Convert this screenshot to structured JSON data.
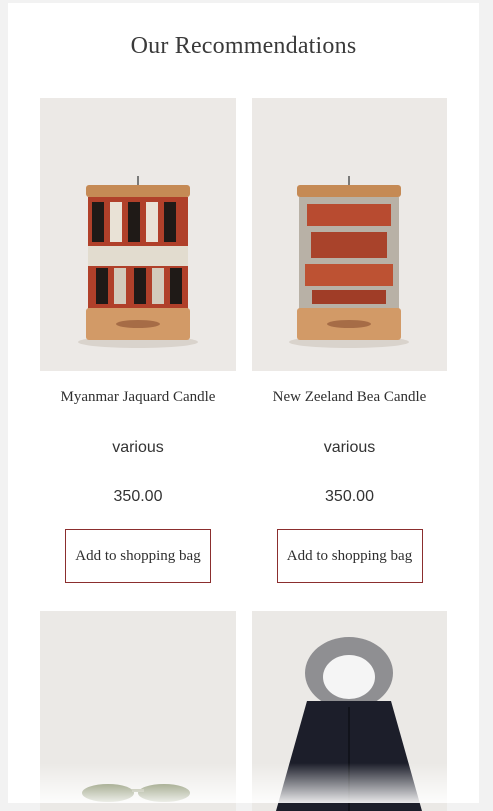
{
  "section": {
    "title": "Our Recommendations"
  },
  "products": [
    {
      "name": "Myanmar Jaquard Candle",
      "variant": "various",
      "price": "350.00",
      "button_label": "Add to shopping bag"
    },
    {
      "name": "New Zeeland Bea Candle",
      "variant": "various",
      "price": "350.00",
      "button_label": "Add to shopping bag"
    },
    {
      "name": "",
      "variant": "",
      "price": "",
      "button_label": ""
    },
    {
      "name": "",
      "variant": "",
      "price": "",
      "button_label": ""
    }
  ],
  "colors": {
    "button_border": "#8b2e2e",
    "background": "#f2f2f2",
    "card": "#ffffff"
  },
  "icons": [
    "candle-image",
    "sunglasses-image",
    "parka-image"
  ]
}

*TASK DIRECTIONS:* Without the pictures, copy the material exactly as given.

*COMPLETE ANSWER:*
Convert this screenshot to structured JSON data.
{
  "section": {
    "title": "Our Recommendations"
  },
  "products": [
    {
      "name": "Myanmar Jaquard Candle",
      "variant": "various",
      "price": "350.00",
      "button_label": "Add to shopping bag"
    },
    {
      "name": "New Zeeland Bea Candle",
      "variant": "various",
      "price": "350.00",
      "button_label": "Add to shopping bag"
    },
    {
      "name": "",
      "variant": "",
      "price": "",
      "button_label": ""
    },
    {
      "name": "",
      "variant": "",
      "price": "",
      "button_label": ""
    }
  ],
  "colors": {
    "button_border": "#8b2e2e",
    "background": "#f2f2f2",
    "card": "#ffffff"
  },
  "icons": [
    "candle-image",
    "sunglasses-image",
    "parka-image"
  ]
}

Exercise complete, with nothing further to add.